# Provided information start
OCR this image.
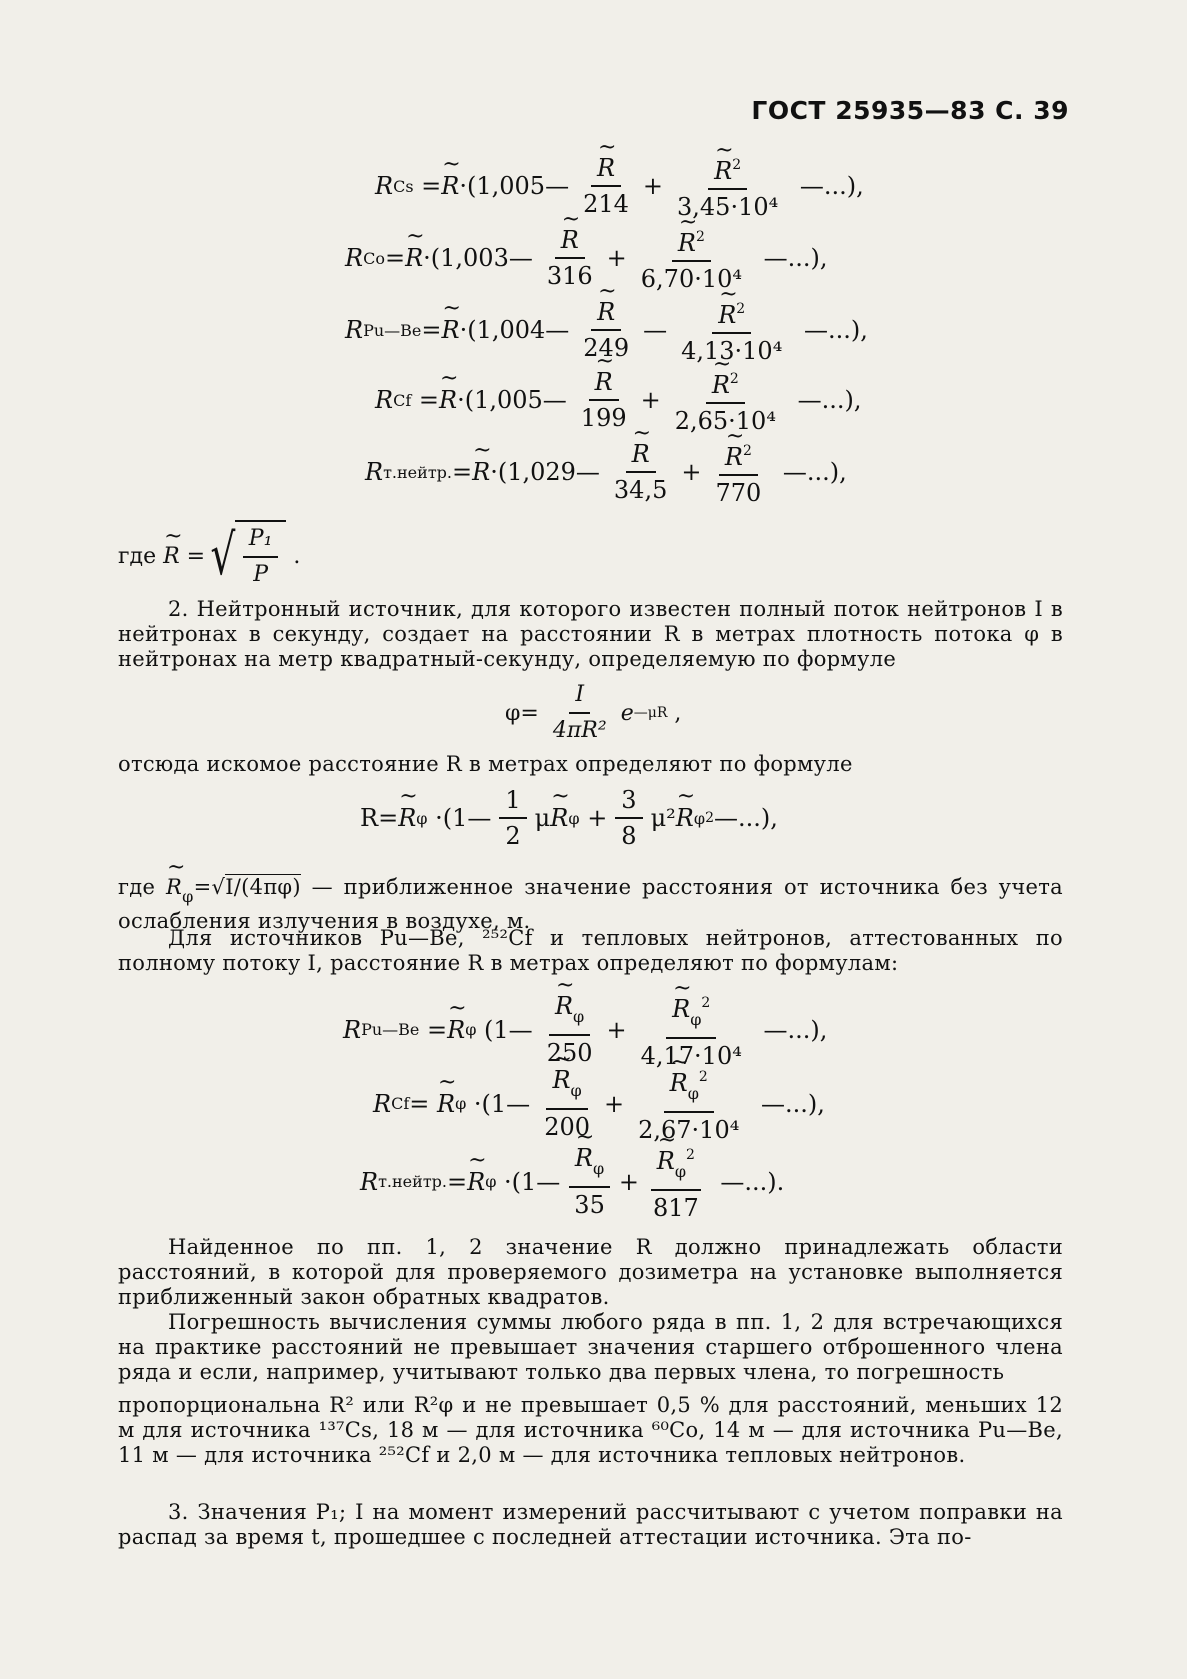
ГОСТ 25935—83 С. 39
R Cs = ~ R ·( 1,005— ~ $\frac{R}{214}$ + ~ $\frac{R^2}{\text{3,45·10⁴}}$ —...),
R Co = ~ R ·( 1,003— ~ $\frac{R}{316}$ + ~ $\frac{R^2}{\text{6,70·10⁴}}$ —...),
R Pu—Be = ~ R ·( 1,004— ~ $\frac{R}{249}$ — ~ $\frac{R^2}{\text{4,13·10⁴}}$ —...),
R Cf = ~ R ·( 1,005— ~ $\frac{R}{199}$ + ~ $\frac{R^2}{\text{2,65·10⁴}}$ —...),
R т.нейтр. = ~ R ·( 1,029— ~ $\frac{R}{34,5}$ + ~ $\frac{R^2}{770}$ —...),
где
~ R = √ $\frac{\text{P₁}}{P}$ .
2. Нейтронный источник, для которого известен полный поток нейтронов I в нейтронах в секунду, создает на расстоянии R в метрах плотность потока φ в нейтронах на метр квадратный-секунду, определяемую по формуле
$\varphi= \frac{I}{\text{4πR²}}$ e —μR ,
отсюда искомое расстояние R в метрах определяют по формуле
R= ~ R φ
·(1— $\frac{1}{2}$ μ ~ R φ
+ $\frac{3}{8} \mu^2$ ~ R φ 2 —...),
где ~ $R_\varphi=√I/(4\pi\varphi)$ — приближенное значение расстояния от источника без учета ослабления излучения в воздухе, м.
Для источников Pu—Be, ²⁵²Cf и тепловых нейтронов, аттестованных по полному потоку I, расстояние R в метрах определяют по формулам:
R Pu—Be = ~ R φ
(1— ~ $\frac{R_\varphi}{250}$ + ~ $\frac{R_\varphi^2}{\text{4,17·10⁴}}$
—...),
R Cf = ~ R φ
·(1— ~ $\frac{R_\varphi}{200}$ + ~ $\frac{R_\varphi^2}{\text{2,67·10⁴}}$
—...),
R т.нейтр. = ~ R φ
·(1— ~ $\frac{R_\varphi}{35}$ + ~ $\frac{R_\varphi^2}{817}$
—...).
Найденное по пп. 1, 2 значение R должно принадлежать области расстояний, в которой для проверяемого дозиметра на установке выполняется приближенный закон обратных квадратов.
Погрешность вычисления суммы любого ряда в пп. 1, 2 для встречающихся на практике расстояний не превышает значения старшего отброшенного члена ряда и если, например, учитывают только два первых члена, то погрешность
пропорциональна R² или R²φ и не превышает 0,5 % для расстояний, меньших 12 м для источника ¹³⁷Cs, 18 м — для источника ⁶⁰Co, 14 м — для источника Pu—Be, 11 м — для источника ²⁵²Cf и 2,0 м — для источника тепловых нейтронов.
3. Значения P₁; I на момент измерений рассчитывают с учетом поправки на распад за время t, прошедшее с последней аттестации источника. Эта по-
# Provided information end
— Set task —
Copy every line in the records above that contains the word "определяют".

— Finished exercise —
отсюда искомое расстояние R в метрах определяют по формуле
Для источников Pu—Be, ²⁵²Cf и тепловых нейтронов, аттестованных по полному потоку I, расстояние R в метрах определяют по формулам:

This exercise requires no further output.